*JOB:* Set each entry down verbatim, omitting images.
-------------------------
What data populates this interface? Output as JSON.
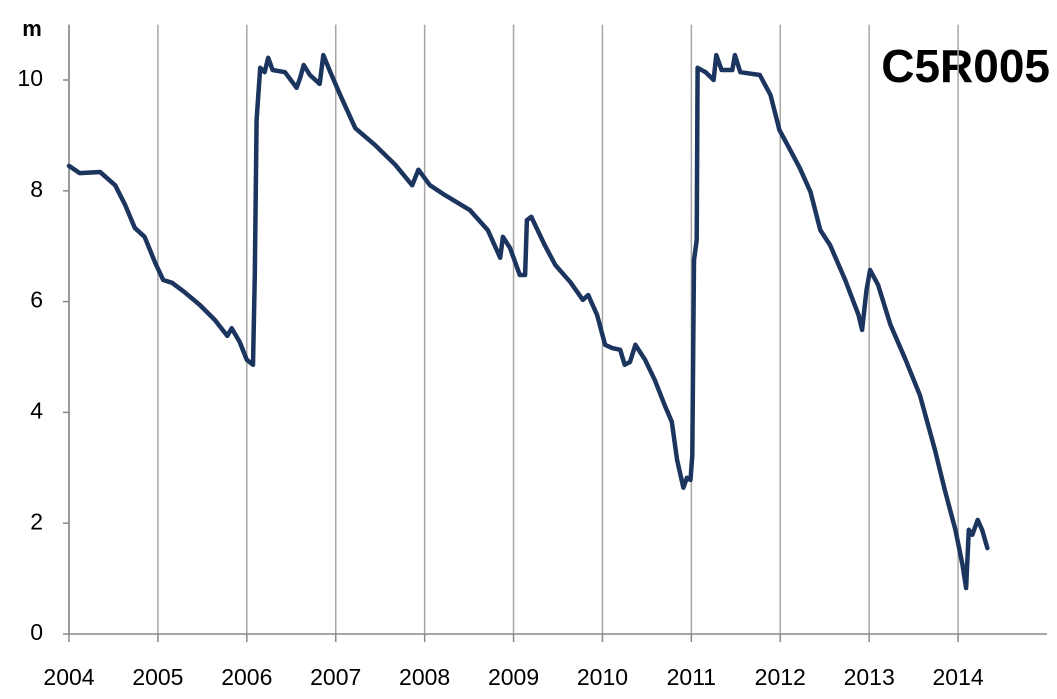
{
  "chart_data": {
    "type": "line",
    "title": "C5R005",
    "y_label": "m",
    "color": "#1c355e",
    "x": [
      2004.0,
      2004.12,
      2004.35,
      2004.52,
      2004.63,
      2004.74,
      2004.85,
      2004.97,
      2005.06,
      2005.16,
      2005.3,
      2005.47,
      2005.64,
      2005.78,
      2005.83,
      2005.92,
      2006.0,
      2006.07,
      2006.09,
      2006.11,
      2006.15,
      2006.2,
      2006.24,
      2006.29,
      2006.43,
      2006.56,
      2006.6,
      2006.64,
      2006.71,
      2006.82,
      2006.86,
      2006.94,
      2007.05,
      2007.22,
      2007.44,
      2007.67,
      2007.86,
      2007.93,
      2008.06,
      2008.23,
      2008.51,
      2008.71,
      2008.85,
      2008.88,
      2008.96,
      2009.07,
      2009.13,
      2009.15,
      2009.2,
      2009.35,
      2009.47,
      2009.64,
      2009.78,
      2009.84,
      2009.94,
      2010.03,
      2010.11,
      2010.2,
      2010.25,
      2010.31,
      2010.37,
      2010.48,
      2010.59,
      2010.7,
      2010.78,
      2010.84,
      2010.91,
      2010.95,
      2010.99,
      2011.01,
      2011.03,
      2011.06,
      2011.07,
      2011.16,
      2011.25,
      2011.28,
      2011.34,
      2011.46,
      2011.49,
      2011.55,
      2011.77,
      2011.89,
      2011.99,
      2012.11,
      2012.22,
      2012.34,
      2012.45,
      2012.56,
      2012.73,
      2012.88,
      2012.92,
      2012.97,
      2013.01,
      2013.1,
      2013.24,
      2013.41,
      2013.57,
      2013.74,
      2013.85,
      2013.97,
      2014.05,
      2014.09,
      2014.12,
      2014.16,
      2014.22,
      2014.27,
      2014.33
    ],
    "values": [
      8.45,
      8.32,
      8.34,
      8.1,
      7.75,
      7.33,
      7.17,
      6.7,
      6.39,
      6.34,
      6.17,
      5.94,
      5.67,
      5.38,
      5.52,
      5.27,
      4.95,
      4.86,
      6.48,
      9.28,
      10.22,
      10.14,
      10.4,
      10.18,
      10.14,
      9.86,
      10.04,
      10.27,
      10.09,
      9.93,
      10.45,
      10.14,
      9.73,
      9.13,
      8.83,
      8.47,
      8.1,
      8.38,
      8.1,
      7.92,
      7.65,
      7.29,
      6.79,
      7.17,
      6.97,
      6.48,
      6.48,
      7.47,
      7.53,
      7.02,
      6.66,
      6.35,
      6.03,
      6.12,
      5.76,
      5.22,
      5.16,
      5.13,
      4.86,
      4.91,
      5.22,
      4.95,
      4.58,
      4.13,
      3.83,
      3.14,
      2.64,
      2.82,
      2.78,
      3.23,
      6.75,
      7.11,
      10.22,
      10.14,
      10.0,
      10.45,
      10.18,
      10.18,
      10.45,
      10.14,
      10.09,
      9.73,
      9.1,
      8.74,
      8.41,
      7.98,
      7.29,
      7.02,
      6.39,
      5.76,
      5.49,
      6.21,
      6.57,
      6.3,
      5.58,
      4.95,
      4.31,
      3.32,
      2.6,
      1.88,
      1.25,
      0.83,
      1.88,
      1.79,
      2.06,
      1.88,
      1.55
    ],
    "xlim": [
      2004,
      2015
    ],
    "xticks": [
      2004,
      2005,
      2006,
      2007,
      2008,
      2009,
      2010,
      2011,
      2012,
      2013,
      2014
    ],
    "ylim": [
      0,
      11
    ],
    "yticks": [
      0,
      2,
      4,
      6,
      8,
      10
    ],
    "grid": true
  }
}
-------------------------
*ANSWER TO THE PROBLEM:*
What data populates this interface? Output as JSON.
{
  "chart_data": {
    "type": "line",
    "title": "C5R005",
    "y_label": "m",
    "color": "#1c355e",
    "x": [
      2004.0,
      2004.12,
      2004.35,
      2004.52,
      2004.63,
      2004.74,
      2004.85,
      2004.97,
      2005.06,
      2005.16,
      2005.3,
      2005.47,
      2005.64,
      2005.78,
      2005.83,
      2005.92,
      2006.0,
      2006.07,
      2006.09,
      2006.11,
      2006.15,
      2006.2,
      2006.24,
      2006.29,
      2006.43,
      2006.56,
      2006.6,
      2006.64,
      2006.71,
      2006.82,
      2006.86,
      2006.94,
      2007.05,
      2007.22,
      2007.44,
      2007.67,
      2007.86,
      2007.93,
      2008.06,
      2008.23,
      2008.51,
      2008.71,
      2008.85,
      2008.88,
      2008.96,
      2009.07,
      2009.13,
      2009.15,
      2009.2,
      2009.35,
      2009.47,
      2009.64,
      2009.78,
      2009.84,
      2009.94,
      2010.03,
      2010.11,
      2010.2,
      2010.25,
      2010.31,
      2010.37,
      2010.48,
      2010.59,
      2010.7,
      2010.78,
      2010.84,
      2010.91,
      2010.95,
      2010.99,
      2011.01,
      2011.03,
      2011.06,
      2011.07,
      2011.16,
      2011.25,
      2011.28,
      2011.34,
      2011.46,
      2011.49,
      2011.55,
      2011.77,
      2011.89,
      2011.99,
      2012.11,
      2012.22,
      2012.34,
      2012.45,
      2012.56,
      2012.73,
      2012.88,
      2012.92,
      2012.97,
      2013.01,
      2013.1,
      2013.24,
      2013.41,
      2013.57,
      2013.74,
      2013.85,
      2013.97,
      2014.05,
      2014.09,
      2014.12,
      2014.16,
      2014.22,
      2014.27,
      2014.33
    ],
    "values": [
      8.45,
      8.32,
      8.34,
      8.1,
      7.75,
      7.33,
      7.17,
      6.7,
      6.39,
      6.34,
      6.17,
      5.94,
      5.67,
      5.38,
      5.52,
      5.27,
      4.95,
      4.86,
      6.48,
      9.28,
      10.22,
      10.14,
      10.4,
      10.18,
      10.14,
      9.86,
      10.04,
      10.27,
      10.09,
      9.93,
      10.45,
      10.14,
      9.73,
      9.13,
      8.83,
      8.47,
      8.1,
      8.38,
      8.1,
      7.92,
      7.65,
      7.29,
      6.79,
      7.17,
      6.97,
      6.48,
      6.48,
      7.47,
      7.53,
      7.02,
      6.66,
      6.35,
      6.03,
      6.12,
      5.76,
      5.22,
      5.16,
      5.13,
      4.86,
      4.91,
      5.22,
      4.95,
      4.58,
      4.13,
      3.83,
      3.14,
      2.64,
      2.82,
      2.78,
      3.23,
      6.75,
      7.11,
      10.22,
      10.14,
      10.0,
      10.45,
      10.18,
      10.18,
      10.45,
      10.14,
      10.09,
      9.73,
      9.1,
      8.74,
      8.41,
      7.98,
      7.29,
      7.02,
      6.39,
      5.76,
      5.49,
      6.21,
      6.57,
      6.3,
      5.58,
      4.95,
      4.31,
      3.32,
      2.6,
      1.88,
      1.25,
      0.83,
      1.88,
      1.79,
      2.06,
      1.88,
      1.55
    ],
    "xlim": [
      2004,
      2015
    ],
    "xticks": [
      2004,
      2005,
      2006,
      2007,
      2008,
      2009,
      2010,
      2011,
      2012,
      2013,
      2014
    ],
    "ylim": [
      0,
      11
    ],
    "yticks": [
      0,
      2,
      4,
      6,
      8,
      10
    ],
    "grid": true
  }
}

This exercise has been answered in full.